Work instructions
Among the entries, which lines carry the string "пластиката"? Copy each of them.

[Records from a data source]

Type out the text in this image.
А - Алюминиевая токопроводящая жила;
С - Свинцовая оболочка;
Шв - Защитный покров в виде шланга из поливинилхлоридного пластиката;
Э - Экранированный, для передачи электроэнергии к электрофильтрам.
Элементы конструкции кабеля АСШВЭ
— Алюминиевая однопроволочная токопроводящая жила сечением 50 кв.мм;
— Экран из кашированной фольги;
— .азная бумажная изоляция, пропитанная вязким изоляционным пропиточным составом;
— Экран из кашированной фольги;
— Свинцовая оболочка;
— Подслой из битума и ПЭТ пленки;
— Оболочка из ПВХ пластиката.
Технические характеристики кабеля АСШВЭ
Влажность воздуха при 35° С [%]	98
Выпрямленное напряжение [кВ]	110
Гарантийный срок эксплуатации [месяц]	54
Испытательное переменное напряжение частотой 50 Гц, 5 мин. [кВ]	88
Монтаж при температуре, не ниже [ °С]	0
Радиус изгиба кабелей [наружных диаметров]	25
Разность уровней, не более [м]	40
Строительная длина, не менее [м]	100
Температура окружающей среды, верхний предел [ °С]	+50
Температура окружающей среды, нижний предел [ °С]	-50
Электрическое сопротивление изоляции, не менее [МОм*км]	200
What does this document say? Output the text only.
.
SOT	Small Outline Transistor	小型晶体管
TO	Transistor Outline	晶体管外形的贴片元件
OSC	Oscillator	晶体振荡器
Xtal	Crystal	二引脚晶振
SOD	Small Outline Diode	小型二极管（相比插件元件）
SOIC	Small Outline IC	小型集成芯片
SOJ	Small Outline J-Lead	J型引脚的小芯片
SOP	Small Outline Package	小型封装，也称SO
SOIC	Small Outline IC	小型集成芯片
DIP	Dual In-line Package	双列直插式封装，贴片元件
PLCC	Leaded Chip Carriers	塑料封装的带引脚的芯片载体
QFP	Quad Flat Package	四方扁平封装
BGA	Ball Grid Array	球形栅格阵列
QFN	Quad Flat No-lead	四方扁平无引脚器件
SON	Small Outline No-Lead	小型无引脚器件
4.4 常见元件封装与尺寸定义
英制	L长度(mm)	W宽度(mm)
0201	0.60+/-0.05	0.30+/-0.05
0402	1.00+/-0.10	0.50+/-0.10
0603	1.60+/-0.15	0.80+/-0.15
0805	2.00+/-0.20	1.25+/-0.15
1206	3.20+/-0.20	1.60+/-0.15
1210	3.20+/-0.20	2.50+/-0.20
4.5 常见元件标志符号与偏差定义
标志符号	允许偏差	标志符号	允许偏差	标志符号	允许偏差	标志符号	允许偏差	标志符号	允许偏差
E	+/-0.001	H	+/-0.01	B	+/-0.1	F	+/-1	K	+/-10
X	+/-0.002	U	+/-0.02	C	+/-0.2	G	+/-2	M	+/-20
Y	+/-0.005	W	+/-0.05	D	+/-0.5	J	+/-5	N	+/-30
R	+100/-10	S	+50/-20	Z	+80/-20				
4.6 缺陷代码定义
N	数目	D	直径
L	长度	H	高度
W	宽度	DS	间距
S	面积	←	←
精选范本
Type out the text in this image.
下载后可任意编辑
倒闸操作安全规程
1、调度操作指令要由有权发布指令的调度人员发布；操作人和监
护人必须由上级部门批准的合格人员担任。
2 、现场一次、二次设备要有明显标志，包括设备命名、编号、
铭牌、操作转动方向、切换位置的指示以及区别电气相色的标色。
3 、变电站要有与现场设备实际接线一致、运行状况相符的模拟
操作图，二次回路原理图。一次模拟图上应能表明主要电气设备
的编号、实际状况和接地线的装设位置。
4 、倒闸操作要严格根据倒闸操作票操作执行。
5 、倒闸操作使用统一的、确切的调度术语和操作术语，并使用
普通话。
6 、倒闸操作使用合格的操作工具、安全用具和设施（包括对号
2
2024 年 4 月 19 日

Task result
Шв - Защитный покров в виде шланга из поливинилхлоридного пластиката;
— Оболочка из ПВХ пластиката.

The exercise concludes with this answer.